— BEGIN Dataset entries —

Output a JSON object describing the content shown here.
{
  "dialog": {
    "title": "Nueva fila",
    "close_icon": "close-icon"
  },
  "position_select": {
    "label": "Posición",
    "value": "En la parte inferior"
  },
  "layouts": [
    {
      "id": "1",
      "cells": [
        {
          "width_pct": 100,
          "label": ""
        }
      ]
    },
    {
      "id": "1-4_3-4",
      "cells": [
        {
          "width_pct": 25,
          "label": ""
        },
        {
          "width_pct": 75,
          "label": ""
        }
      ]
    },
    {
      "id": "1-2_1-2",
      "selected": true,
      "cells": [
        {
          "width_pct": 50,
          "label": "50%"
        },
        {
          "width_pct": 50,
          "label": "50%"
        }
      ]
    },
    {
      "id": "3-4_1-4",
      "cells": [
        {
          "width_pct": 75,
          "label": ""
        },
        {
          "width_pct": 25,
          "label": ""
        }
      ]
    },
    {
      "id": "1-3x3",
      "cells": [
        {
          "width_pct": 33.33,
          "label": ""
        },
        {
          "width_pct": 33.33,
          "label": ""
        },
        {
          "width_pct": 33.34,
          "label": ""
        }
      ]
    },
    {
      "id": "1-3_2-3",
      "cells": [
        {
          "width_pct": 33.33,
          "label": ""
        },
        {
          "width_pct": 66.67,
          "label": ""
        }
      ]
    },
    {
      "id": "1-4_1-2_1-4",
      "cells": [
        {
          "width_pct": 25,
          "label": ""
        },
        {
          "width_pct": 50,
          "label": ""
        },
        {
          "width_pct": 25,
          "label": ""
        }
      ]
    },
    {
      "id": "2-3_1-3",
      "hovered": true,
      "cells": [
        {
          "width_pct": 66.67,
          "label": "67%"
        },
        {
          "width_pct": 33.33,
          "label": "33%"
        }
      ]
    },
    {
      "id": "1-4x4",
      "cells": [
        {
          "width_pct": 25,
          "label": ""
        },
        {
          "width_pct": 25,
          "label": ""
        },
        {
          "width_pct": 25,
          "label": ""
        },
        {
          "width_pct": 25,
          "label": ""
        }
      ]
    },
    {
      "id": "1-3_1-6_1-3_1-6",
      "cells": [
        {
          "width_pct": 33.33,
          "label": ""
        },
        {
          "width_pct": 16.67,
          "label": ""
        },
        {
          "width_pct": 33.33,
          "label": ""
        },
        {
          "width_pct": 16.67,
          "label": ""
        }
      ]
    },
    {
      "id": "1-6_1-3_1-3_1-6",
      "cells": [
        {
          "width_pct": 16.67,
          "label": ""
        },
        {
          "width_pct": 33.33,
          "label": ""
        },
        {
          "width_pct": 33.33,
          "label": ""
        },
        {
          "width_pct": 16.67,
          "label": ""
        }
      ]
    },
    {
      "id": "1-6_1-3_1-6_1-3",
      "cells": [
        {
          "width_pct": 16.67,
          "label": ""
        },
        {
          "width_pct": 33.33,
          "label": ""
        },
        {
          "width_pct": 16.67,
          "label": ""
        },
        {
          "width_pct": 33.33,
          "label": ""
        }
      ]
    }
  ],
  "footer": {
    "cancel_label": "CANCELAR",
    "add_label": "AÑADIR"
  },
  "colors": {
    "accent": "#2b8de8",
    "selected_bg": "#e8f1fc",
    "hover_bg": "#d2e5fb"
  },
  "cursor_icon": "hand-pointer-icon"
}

— END Dataset entries —

# Brief:
Recopy all the lines exactly as they appear.

# Written response:
Output a JSON object describing the content shown here.
{
  "dialog": {
    "title": "Nueva fila",
    "close_icon": "close-icon"
  },
  "position_select": {
    "label": "Posición",
    "value": "En la parte inferior"
  },
  "layouts": [
    {
      "id": "1",
      "cells": [
        {
          "width_pct": 100,
          "label": ""
        }
      ]
    },
    {
      "id": "1-4_3-4",
      "cells": [
        {
          "width_pct": 25,
          "label": ""
        },
        {
          "width_pct": 75,
          "label": ""
        }
      ]
    },
    {
      "id": "1-2_1-2",
      "selected": true,
      "cells": [
        {
          "width_pct": 50,
          "label": "50%"
        },
        {
          "width_pct": 50,
          "label": "50%"
        }
      ]
    },
    {
      "id": "3-4_1-4",
      "cells": [
        {
          "width_pct": 75,
          "label": ""
        },
        {
          "width_pct": 25,
          "label": ""
        }
      ]
    },
    {
      "id": "1-3x3",
      "cells": [
        {
          "width_pct": 33.33,
          "label": ""
        },
        {
          "width_pct": 33.33,
          "label": ""
        },
        {
          "width_pct": 33.34,
          "label": ""
        }
      ]
    },
    {
      "id": "1-3_2-3",
      "cells": [
        {
          "width_pct": 33.33,
          "label": ""
        },
        {
          "width_pct": 66.67,
          "label": ""
        }
      ]
    },
    {
      "id": "1-4_1-2_1-4",
      "cells": [
        {
          "width_pct": 25,
          "label": ""
        },
        {
          "width_pct": 50,
          "label": ""
        },
        {
          "width_pct": 25,
          "label": ""
        }
      ]
    },
    {
      "id": "2-3_1-3",
      "hovered": true,
      "cells": [
        {
          "width_pct": 66.67,
          "label": "67%"
        },
        {
          "width_pct": 33.33,
          "label": "33%"
        }
      ]
    },
    {
      "id": "1-4x4",
      "cells": [
        {
          "width_pct": 25,
          "label": ""
        },
        {
          "width_pct": 25,
          "label": ""
        },
        {
          "width_pct": 25,
          "label": ""
        },
        {
          "width_pct": 25,
          "label": ""
        }
      ]
    },
    {
      "id": "1-3_1-6_1-3_1-6",
      "cells": [
        {
          "width_pct": 33.33,
          "label": ""
        },
        {
          "width_pct": 16.67,
          "label": ""
        },
        {
          "width_pct": 33.33,
          "label": ""
        },
        {
          "width_pct": 16.67,
          "label": ""
        }
      ]
    },
    {
      "id": "1-6_1-3_1-3_1-6",
      "cells": [
        {
          "width_pct": 16.67,
          "label": ""
        },
        {
          "width_pct": 33.33,
          "label": ""
        },
        {
          "width_pct": 33.33,
          "label": ""
        },
        {
          "width_pct": 16.67,
          "label": ""
        }
      ]
    },
    {
      "id": "1-6_1-3_1-6_1-3",
      "cells": [
        {
          "width_pct": 16.67,
          "label": ""
        },
        {
          "width_pct": 33.33,
          "label": ""
        },
        {
          "width_pct": 16.67,
          "label": ""
        },
        {
          "width_pct": 33.33,
          "label": ""
        }
      ]
    }
  ],
  "footer": {
    "cancel_label": "CANCELAR",
    "add_label": "AÑADIR"
  },
  "colors": {
    "accent": "#2b8de8",
    "selected_bg": "#e8f1fc",
    "hover_bg": "#d2e5fb"
  },
  "cursor_icon": "hand-pointer-icon"
}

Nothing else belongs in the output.